Data supplied
--- START ---

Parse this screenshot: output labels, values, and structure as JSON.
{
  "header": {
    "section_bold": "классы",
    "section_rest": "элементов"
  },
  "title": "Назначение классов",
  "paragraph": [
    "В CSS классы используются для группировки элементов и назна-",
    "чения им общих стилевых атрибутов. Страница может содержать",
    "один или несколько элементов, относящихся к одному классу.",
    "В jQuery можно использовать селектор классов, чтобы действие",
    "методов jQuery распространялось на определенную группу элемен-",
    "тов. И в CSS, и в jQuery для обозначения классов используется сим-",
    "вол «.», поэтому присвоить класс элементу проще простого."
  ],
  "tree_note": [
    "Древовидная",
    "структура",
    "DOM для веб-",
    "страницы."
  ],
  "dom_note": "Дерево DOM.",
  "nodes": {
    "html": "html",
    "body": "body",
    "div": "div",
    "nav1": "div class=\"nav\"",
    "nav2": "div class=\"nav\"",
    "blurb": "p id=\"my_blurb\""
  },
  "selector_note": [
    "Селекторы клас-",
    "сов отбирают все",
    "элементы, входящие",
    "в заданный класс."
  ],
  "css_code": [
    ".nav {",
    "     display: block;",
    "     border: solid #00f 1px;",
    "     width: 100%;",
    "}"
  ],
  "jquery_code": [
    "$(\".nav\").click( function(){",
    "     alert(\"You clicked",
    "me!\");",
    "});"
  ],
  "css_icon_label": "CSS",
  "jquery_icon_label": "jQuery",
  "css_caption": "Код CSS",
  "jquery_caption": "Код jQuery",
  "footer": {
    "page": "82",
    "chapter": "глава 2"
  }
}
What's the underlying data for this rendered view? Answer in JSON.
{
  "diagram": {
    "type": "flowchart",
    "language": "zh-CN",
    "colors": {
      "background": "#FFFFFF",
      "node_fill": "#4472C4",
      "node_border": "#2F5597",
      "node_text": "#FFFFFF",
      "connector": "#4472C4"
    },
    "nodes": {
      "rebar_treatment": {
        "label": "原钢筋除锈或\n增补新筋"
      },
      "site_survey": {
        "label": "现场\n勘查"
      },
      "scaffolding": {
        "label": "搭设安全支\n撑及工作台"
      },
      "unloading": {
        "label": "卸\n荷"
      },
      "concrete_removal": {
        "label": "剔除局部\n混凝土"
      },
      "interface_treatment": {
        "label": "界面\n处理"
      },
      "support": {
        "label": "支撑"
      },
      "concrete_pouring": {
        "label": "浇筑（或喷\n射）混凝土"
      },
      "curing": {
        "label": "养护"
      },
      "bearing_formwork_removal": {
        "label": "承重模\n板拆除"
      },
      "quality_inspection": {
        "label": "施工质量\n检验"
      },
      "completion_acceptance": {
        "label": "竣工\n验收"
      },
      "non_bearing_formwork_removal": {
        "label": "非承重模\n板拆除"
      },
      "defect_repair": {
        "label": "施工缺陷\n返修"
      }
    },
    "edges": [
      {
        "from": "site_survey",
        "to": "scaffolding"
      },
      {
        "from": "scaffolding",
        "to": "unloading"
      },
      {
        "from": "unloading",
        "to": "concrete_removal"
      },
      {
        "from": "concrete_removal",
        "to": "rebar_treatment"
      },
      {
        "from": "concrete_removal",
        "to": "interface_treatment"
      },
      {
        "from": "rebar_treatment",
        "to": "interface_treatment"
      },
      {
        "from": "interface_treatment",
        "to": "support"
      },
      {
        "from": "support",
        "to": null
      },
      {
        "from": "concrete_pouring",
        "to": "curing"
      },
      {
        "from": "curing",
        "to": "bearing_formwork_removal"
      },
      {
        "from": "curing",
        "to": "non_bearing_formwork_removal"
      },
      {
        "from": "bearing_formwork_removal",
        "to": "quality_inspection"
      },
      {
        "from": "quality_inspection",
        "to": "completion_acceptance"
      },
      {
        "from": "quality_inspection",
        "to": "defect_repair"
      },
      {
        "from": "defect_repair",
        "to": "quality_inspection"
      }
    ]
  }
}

--- END ---

Stated exercise
Each entry above is to be set down again in exactly the same words.

Exercise output
Parse this screenshot: output labels, values, and structure as JSON.
{
  "header": {
    "section_bold": "классы",
    "section_rest": "элементов"
  },
  "title": "Назначение классов",
  "paragraph": [
    "В CSS классы используются для группировки элементов и назна-",
    "чения им общих стилевых атрибутов. Страница может содержать",
    "один или несколько элементов, относящихся к одному классу.",
    "В jQuery можно использовать селектор классов, чтобы действие",
    "методов jQuery распространялось на определенную группу элемен-",
    "тов. И в CSS, и в jQuery для обозначения классов используется сим-",
    "вол «.», поэтому присвоить класс элементу проще простого."
  ],
  "tree_note": [
    "Древовидная",
    "структура",
    "DOM для веб-",
    "страницы."
  ],
  "dom_note": "Дерево DOM.",
  "nodes": {
    "html": "html",
    "body": "body",
    "div": "div",
    "nav1": "div class=\"nav\"",
    "nav2": "div class=\"nav\"",
    "blurb": "p id=\"my_blurb\""
  },
  "selector_note": [
    "Селекторы клас-",
    "сов отбирают все",
    "элементы, входящие",
    "в заданный класс."
  ],
  "css_code": [
    ".nav {",
    "     display: block;",
    "     border: solid #00f 1px;",
    "     width: 100%;",
    "}"
  ],
  "jquery_code": [
    "$(\".nav\").click( function(){",
    "     alert(\"You clicked",
    "me!\");",
    "});"
  ],
  "css_icon_label": "CSS",
  "jquery_icon_label": "jQuery",
  "css_caption": "Код CSS",
  "jquery_caption": "Код jQuery",
  "footer": {
    "page": "82",
    "chapter": "глава 2"
  }
}
What's the underlying data for this rendered view? Answer in JSON.
{
  "diagram": {
    "type": "flowchart",
    "language": "zh-CN",
    "colors": {
      "background": "#FFFFFF",
      "node_fill": "#4472C4",
      "node_border": "#2F5597",
      "node_text": "#FFFFFF",
      "connector": "#4472C4"
    },
    "nodes": {
      "rebar_treatment": {
        "label": "原钢筋除锈或\n增补新筋"
      },
      "site_survey": {
        "label": "现场\n勘查"
      },
      "scaffolding": {
        "label": "搭设安全支\n撑及工作台"
      },
      "unloading": {
        "label": "卸\n荷"
      },
      "concrete_removal": {
        "label": "剔除局部\n混凝土"
      },
      "interface_treatment": {
        "label": "界面\n处理"
      },
      "support": {
        "label": "支撑"
      },
      "concrete_pouring": {
        "label": "浇筑（或喷\n射）混凝土"
      },
      "curing": {
        "label": "养护"
      },
      "bearing_formwork_removal": {
        "label": "承重模\n板拆除"
      },
      "quality_inspection": {
        "label": "施工质量\n检验"
      },
      "completion_acceptance": {
        "label": "竣工\n验收"
      },
      "non_bearing_formwork_removal": {
        "label": "非承重模\n板拆除"
      },
      "defect_repair": {
        "label": "施工缺陷\n返修"
      }
    },
    "edges": [
      {
        "from": "site_survey",
        "to": "scaffolding"
      },
      {
        "from": "scaffolding",
        "to": "unloading"
      },
      {
        "from": "unloading",
        "to": "concrete_removal"
      },
      {
        "from": "concrete_removal",
        "to": "rebar_treatment"
      },
      {
        "from": "concrete_removal",
        "to": "interface_treatment"
      },
      {
        "from": "rebar_treatment",
        "to": "interface_treatment"
      },
      {
        "from": "interface_treatment",
        "to": "support"
      },
      {
        "from": "support",
        "to": null
      },
      {
        "from": "concrete_pouring",
        "to": "curing"
      },
      {
        "from": "curing",
        "to": "bearing_formwork_removal"
      },
      {
        "from": "curing",
        "to": "non_bearing_formwork_removal"
      },
      {
        "from": "bearing_formwork_removal",
        "to": "quality_inspection"
      },
      {
        "from": "quality_inspection",
        "to": "completion_acceptance"
      },
      {
        "from": "quality_inspection",
        "to": "defect_repair"
      },
      {
        "from": "defect_repair",
        "to": "quality_inspection"
      }
    ]
  }
}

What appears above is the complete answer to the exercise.